Revise the lines from the first one up to and including the line containing "151, 164, 170]" by replacing "input-field" with "text-input", and leave everything else in them unchanged.
>> start Input records
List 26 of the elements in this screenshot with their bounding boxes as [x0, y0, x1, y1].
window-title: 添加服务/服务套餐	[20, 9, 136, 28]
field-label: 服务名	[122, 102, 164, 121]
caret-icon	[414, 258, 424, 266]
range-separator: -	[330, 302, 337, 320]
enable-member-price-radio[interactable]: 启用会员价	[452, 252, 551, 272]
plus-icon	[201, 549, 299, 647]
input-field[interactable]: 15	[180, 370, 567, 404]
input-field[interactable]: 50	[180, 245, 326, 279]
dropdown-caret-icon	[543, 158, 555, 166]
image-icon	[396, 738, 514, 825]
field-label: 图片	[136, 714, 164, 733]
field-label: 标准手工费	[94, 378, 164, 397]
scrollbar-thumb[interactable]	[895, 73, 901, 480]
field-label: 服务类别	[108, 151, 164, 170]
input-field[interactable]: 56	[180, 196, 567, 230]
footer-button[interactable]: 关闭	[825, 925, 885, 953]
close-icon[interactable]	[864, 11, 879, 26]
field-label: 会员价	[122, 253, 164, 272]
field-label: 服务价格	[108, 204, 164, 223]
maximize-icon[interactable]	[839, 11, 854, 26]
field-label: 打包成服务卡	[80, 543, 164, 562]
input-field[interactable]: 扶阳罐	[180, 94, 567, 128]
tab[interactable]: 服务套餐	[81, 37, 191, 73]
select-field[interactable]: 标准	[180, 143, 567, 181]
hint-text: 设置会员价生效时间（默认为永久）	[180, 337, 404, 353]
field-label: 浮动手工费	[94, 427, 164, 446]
>> end Input records
▶ Reply:
List 26 of the elements in this screenshot with their bounding boxes as [x0, y0, x1, y1].
window-title: 添加服务/服务套餐	[20, 9, 136, 28]
field-label: 服务名	[122, 102, 164, 121]
caret-icon	[414, 258, 424, 266]
range-separator: -	[330, 302, 337, 320]
enable-member-price-radio[interactable]: 启用会员价	[452, 252, 551, 272]
plus-icon	[201, 549, 299, 647]
text-input[interactable]: 15	[180, 370, 567, 404]
text-input[interactable]: 50	[180, 245, 326, 279]
dropdown-caret-icon	[543, 158, 555, 166]
image-icon	[396, 738, 514, 825]
field-label: 图片	[136, 714, 164, 733]
field-label: 标准手工费	[94, 378, 164, 397]
scrollbar-thumb[interactable]	[895, 73, 901, 480]
field-label: 服务类别	[108, 151, 164, 170]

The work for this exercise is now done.